### Teks Sumber

Jadi kemarin semua kebaikanmu itu aku ceritakan pada mereka. Terus mereka anggap dan bilang itu cinta. Itu interpretasi mereka, yang kemudian dengan gampangnya aku percaya. Atau memang sejak awal aku percaya karena otakku menginginkannya demikian? Otakku menginginkan cinta maka dianggapnya semua kebaikanmu itu bentuk nyatanya? Hadeh?! Bisa-bisanya aku kepedean dengan menganggap kamu ini benar-benar ada perasaan. Atau memang ada? HAHAHALAH mbuh lah! Yang jelas, sekarang kamu itu dinilai jahat. Iya, jahat karena sudah bersikap nggak tegas. Jahat karena bersikap begitu permisif membiarkan perasaan-perasaan berbungaku ini tumbuh subur kelewat batas akibat overload menerima semua perbuatan baikmu yang juga nggak terbatas. Gila ya, kalau kayak gini aja insting manusia akan secara cepat mencari siapa yang layak disalahkan atas semuanya. Memang begitu toh manusia? Cepat dan ingin sekali mencari siapa yang seharusnya disalahkan ketika ada sebuah kejadian yang nggak mengenakkan. Dikorbankan.

### Data yang Disediakan

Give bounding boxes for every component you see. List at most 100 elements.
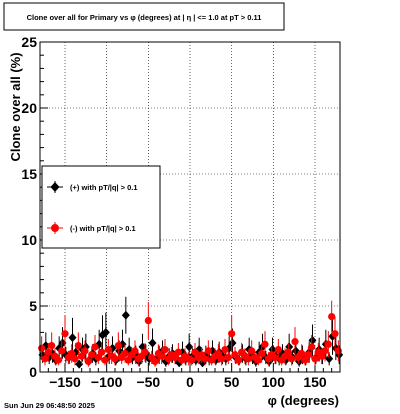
point-marker <box>151 357 159 366</box>
data-point <box>231 346 239 363</box>
point-marker <box>204 347 212 355</box>
data-point <box>121 296 130 334</box>
point-marker <box>311 355 319 363</box>
point-marker <box>91 343 99 351</box>
point-marker <box>254 356 262 364</box>
point-marker <box>261 340 269 348</box>
point-marker <box>221 345 229 354</box>
data-point <box>324 331 332 358</box>
data-point <box>288 352 296 366</box>
legend: (+) with pT/|q| > 0.1 (-) with pT/|q| > … <box>41 165 161 249</box>
point-marker <box>301 356 309 364</box>
point-marker <box>308 343 316 351</box>
data-point <box>91 335 99 359</box>
point-marker <box>321 347 329 355</box>
point-marker <box>274 345 282 354</box>
data-point <box>71 352 79 366</box>
point-marker <box>328 312 336 321</box>
x-axis-label: φ (degrees) <box>268 393 339 408</box>
point-marker <box>161 345 169 354</box>
point-marker <box>284 348 292 356</box>
point-marker <box>158 352 166 360</box>
point-marker <box>74 342 82 350</box>
point-marker <box>228 338 237 348</box>
data-point <box>131 340 139 362</box>
point-marker <box>214 349 222 358</box>
y-tick-label: 10 <box>21 232 37 248</box>
point-marker <box>121 349 129 358</box>
data-point <box>204 340 212 362</box>
y-tick-label: 15 <box>21 166 37 182</box>
legend-marker-minus <box>51 224 59 232</box>
y-tick-label: 0 <box>29 364 37 380</box>
point-marker <box>231 351 239 359</box>
point-marker <box>104 345 112 354</box>
data-point <box>308 335 316 359</box>
point-marker <box>258 349 266 358</box>
data-point <box>144 302 152 339</box>
point-marker <box>185 342 194 352</box>
point-marker <box>68 349 76 358</box>
data-point <box>325 352 334 366</box>
point-marker <box>334 347 342 355</box>
point-marker <box>84 357 92 366</box>
data-point <box>311 352 319 366</box>
point-marker <box>68 333 77 343</box>
x-tick-label: 50 <box>224 374 240 390</box>
legend-label-plus: (+) with pT/|q| > 0.1 <box>70 183 138 192</box>
legend-entry-plus: (+) with pT/|q| > 0.1 <box>47 181 138 193</box>
point-marker <box>61 330 69 338</box>
point-marker <box>291 338 299 346</box>
series-minus <box>38 300 342 367</box>
point-marker <box>271 353 279 362</box>
point-marker <box>188 356 196 364</box>
data-point <box>218 352 226 366</box>
legend-marker-plus <box>50 182 60 192</box>
point-marker <box>318 352 326 360</box>
data-point <box>84 356 92 367</box>
point-marker <box>288 355 296 363</box>
point-marker <box>304 351 312 359</box>
point-marker <box>234 356 242 364</box>
data-point <box>54 354 62 366</box>
title-box: Clone over all for Primary vs φ (degrees… <box>3 2 285 31</box>
point-marker <box>38 344 46 352</box>
point-marker <box>111 355 119 363</box>
point-marker <box>98 348 106 356</box>
data-point <box>254 354 262 366</box>
point-marker <box>88 351 96 359</box>
point-marker <box>191 348 199 356</box>
data-point <box>224 350 232 365</box>
data-point <box>148 328 157 358</box>
point-marker <box>324 340 332 348</box>
data-point <box>201 352 209 366</box>
point-marker <box>94 353 102 362</box>
point-marker <box>244 355 252 363</box>
data-point <box>151 356 159 367</box>
legend-entry-minus: (-) with pT/|q| > 0.1 <box>47 222 136 234</box>
axes: 0 5 10 15 20 25 −150 −100 −50 0 50 100 150 <box>21 34 341 390</box>
data-point <box>308 324 317 357</box>
data-point <box>101 312 110 353</box>
point-marker <box>58 347 66 355</box>
data-point <box>244 352 252 366</box>
data-point <box>111 352 119 366</box>
data-point <box>234 354 242 366</box>
data-point <box>124 354 132 366</box>
data-point <box>101 354 109 366</box>
data-point <box>274 339 282 361</box>
x-tick-label: 0 <box>186 374 194 390</box>
data-point <box>301 354 309 366</box>
point-marker <box>44 348 52 356</box>
data-point <box>328 300 336 333</box>
point-marker <box>224 353 232 362</box>
data-point <box>291 327 299 357</box>
data-point <box>188 354 196 366</box>
x-tick-label: −150 <box>49 374 81 390</box>
point-marker <box>114 342 122 350</box>
point-marker <box>54 356 62 364</box>
footer-timestamp: Sun Jun 29 06:48:50 2025 <box>4 401 95 410</box>
point-marker <box>41 355 49 363</box>
point-marker <box>124 356 132 364</box>
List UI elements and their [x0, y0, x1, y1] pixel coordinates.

### Instruksi yang Diberikan
Tolong tentukan apakah setiap pernyataan di bawah ini sesuai dengan teks sumber di atas. Jawab tiap nomor dengan ya atau tidak, lalu kutip persis kata-kata teks yang menjadi penentunya.
1. Penulis menceritakan semua kebaikan orang yang disapa kepada mereka.
2. Mereka menganggap kebaikan itu sebagai bentuk persahabatan biasa.
3. Orang yang disapa dinilai jahat karena bersikap terlalu tegas.

### Jawaban Latihan
1. Ya: "Jadi kemarin semua kebaikanmu itu aku ceritakan pada mereka."
2. Tidak: "Terus mereka anggap dan bilang itu cinta."
3. Tidak: "Iya, jahat karena sudah bersikap nggak tegas."